» **Provided records**
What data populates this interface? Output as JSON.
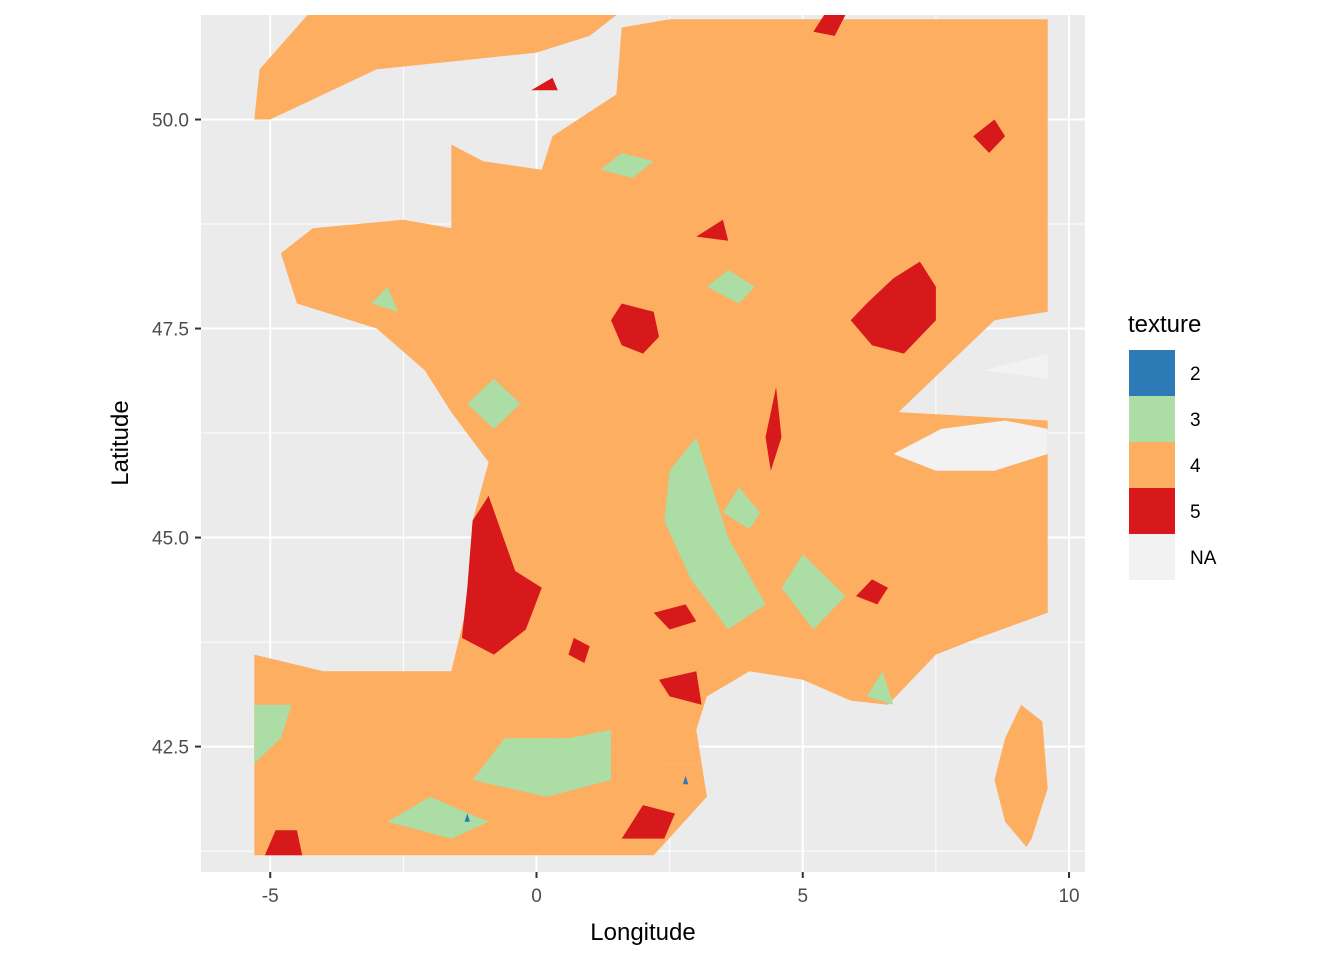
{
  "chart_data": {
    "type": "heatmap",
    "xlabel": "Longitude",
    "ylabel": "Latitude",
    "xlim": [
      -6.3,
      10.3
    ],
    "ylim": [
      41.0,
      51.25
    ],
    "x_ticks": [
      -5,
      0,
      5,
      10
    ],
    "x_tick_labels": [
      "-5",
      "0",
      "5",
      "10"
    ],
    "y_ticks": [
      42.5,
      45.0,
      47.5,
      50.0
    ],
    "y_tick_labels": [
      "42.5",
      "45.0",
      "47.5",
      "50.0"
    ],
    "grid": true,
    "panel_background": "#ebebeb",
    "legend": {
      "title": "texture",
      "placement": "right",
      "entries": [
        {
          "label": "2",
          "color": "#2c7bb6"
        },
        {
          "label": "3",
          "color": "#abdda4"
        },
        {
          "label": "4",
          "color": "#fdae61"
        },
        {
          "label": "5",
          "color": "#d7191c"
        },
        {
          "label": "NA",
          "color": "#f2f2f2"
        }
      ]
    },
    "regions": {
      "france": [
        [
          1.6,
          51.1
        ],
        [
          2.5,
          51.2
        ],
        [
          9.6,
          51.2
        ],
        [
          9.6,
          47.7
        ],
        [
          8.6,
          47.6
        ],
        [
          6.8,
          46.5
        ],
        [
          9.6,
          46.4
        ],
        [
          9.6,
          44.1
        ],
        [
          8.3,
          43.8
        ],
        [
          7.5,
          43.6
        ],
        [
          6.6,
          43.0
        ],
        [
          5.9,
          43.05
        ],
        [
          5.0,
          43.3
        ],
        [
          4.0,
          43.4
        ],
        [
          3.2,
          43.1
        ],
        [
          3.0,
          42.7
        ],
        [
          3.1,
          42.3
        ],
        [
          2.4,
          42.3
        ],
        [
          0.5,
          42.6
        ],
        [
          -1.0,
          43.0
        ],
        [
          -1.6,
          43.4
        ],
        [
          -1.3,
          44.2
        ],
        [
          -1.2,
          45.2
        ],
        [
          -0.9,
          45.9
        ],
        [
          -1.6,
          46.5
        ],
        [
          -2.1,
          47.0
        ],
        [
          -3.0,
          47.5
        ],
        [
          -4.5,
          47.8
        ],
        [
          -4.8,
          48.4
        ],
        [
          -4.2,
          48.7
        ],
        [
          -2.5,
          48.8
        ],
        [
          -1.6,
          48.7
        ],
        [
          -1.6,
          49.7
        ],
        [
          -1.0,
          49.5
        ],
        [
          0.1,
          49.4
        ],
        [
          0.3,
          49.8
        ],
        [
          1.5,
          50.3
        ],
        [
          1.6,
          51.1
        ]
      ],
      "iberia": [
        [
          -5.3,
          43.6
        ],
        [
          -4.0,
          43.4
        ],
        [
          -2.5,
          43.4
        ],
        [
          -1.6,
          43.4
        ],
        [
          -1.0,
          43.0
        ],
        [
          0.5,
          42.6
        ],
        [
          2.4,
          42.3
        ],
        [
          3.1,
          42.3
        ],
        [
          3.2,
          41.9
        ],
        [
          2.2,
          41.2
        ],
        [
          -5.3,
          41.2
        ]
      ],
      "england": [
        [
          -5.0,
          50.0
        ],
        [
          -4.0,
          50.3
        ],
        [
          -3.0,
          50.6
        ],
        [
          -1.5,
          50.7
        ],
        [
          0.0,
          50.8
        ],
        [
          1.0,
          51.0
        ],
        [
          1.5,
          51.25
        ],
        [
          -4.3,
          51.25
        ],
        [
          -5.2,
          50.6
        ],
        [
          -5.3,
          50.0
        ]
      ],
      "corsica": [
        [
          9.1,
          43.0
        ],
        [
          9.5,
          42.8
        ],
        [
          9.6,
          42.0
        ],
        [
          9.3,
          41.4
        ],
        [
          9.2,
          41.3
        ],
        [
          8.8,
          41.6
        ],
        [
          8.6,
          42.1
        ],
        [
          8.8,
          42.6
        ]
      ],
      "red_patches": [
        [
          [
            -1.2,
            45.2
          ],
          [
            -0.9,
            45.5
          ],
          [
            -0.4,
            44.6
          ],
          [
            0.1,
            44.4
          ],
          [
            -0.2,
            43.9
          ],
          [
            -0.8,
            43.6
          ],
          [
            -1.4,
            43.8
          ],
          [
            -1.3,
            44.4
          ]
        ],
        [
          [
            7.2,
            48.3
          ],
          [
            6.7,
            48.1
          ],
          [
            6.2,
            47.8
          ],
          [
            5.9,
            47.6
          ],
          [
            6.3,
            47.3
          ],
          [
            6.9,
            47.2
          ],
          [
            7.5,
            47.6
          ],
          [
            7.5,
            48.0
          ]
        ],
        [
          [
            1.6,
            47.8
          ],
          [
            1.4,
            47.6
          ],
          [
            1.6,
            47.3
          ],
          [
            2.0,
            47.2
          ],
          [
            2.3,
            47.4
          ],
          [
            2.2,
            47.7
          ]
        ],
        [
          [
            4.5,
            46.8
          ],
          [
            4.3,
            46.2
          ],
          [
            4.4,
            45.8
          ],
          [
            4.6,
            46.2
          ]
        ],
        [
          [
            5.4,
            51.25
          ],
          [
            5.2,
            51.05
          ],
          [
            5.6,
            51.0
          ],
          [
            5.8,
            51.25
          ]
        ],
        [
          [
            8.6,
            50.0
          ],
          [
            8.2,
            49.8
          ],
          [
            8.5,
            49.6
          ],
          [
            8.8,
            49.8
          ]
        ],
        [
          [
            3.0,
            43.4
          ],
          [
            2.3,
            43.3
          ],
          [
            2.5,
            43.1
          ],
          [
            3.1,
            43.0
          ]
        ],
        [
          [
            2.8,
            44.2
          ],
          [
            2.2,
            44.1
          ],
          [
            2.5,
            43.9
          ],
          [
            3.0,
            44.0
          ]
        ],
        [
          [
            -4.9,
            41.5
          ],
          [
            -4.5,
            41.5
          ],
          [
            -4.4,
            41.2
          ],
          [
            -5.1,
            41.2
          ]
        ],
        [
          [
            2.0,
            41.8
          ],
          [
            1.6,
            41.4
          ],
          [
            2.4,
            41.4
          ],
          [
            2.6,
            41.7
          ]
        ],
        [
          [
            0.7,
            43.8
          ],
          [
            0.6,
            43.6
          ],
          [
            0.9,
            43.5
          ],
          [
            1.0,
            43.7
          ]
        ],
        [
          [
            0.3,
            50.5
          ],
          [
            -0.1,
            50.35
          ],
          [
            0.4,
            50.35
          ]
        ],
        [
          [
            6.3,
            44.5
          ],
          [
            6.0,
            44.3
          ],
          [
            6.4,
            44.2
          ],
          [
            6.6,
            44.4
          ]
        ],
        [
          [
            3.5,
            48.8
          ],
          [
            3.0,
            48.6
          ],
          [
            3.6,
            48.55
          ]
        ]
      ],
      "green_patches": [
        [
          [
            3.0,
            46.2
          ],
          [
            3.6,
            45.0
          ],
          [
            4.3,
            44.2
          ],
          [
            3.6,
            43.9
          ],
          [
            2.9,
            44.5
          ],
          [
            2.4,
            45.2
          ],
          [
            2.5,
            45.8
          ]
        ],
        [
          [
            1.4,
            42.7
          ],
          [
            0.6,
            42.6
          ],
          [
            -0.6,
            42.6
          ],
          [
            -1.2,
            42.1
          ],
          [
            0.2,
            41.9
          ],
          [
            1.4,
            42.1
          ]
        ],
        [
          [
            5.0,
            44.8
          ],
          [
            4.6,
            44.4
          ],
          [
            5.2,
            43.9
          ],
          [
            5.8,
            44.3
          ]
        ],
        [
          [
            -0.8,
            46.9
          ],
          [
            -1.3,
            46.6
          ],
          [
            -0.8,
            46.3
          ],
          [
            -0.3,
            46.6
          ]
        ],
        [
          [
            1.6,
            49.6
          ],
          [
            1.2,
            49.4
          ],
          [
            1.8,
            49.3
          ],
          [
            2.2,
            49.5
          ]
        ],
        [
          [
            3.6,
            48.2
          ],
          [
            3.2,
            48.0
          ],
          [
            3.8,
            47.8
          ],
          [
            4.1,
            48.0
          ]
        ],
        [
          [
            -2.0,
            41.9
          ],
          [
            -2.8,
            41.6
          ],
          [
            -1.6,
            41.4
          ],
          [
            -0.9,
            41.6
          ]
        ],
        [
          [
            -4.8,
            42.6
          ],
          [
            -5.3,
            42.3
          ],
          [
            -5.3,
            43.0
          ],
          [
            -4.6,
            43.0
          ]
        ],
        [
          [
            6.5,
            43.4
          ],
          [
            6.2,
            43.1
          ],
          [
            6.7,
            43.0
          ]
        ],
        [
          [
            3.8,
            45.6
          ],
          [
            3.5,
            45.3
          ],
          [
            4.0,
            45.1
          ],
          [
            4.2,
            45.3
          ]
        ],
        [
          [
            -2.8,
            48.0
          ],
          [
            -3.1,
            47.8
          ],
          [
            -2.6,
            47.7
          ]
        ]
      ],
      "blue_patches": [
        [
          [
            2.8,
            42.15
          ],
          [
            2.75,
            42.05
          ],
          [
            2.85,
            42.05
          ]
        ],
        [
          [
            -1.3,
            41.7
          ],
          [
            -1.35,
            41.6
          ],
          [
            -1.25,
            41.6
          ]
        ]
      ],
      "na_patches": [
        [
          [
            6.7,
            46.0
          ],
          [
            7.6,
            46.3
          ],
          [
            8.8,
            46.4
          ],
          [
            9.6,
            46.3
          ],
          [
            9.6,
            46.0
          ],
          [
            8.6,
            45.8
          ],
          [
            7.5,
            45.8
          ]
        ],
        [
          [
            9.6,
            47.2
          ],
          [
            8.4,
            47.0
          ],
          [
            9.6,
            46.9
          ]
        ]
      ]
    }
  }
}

» **Task instructions**
Among the lines of the data above, determine how many contain the word "color". Report the number alone.

» **Complete response**
5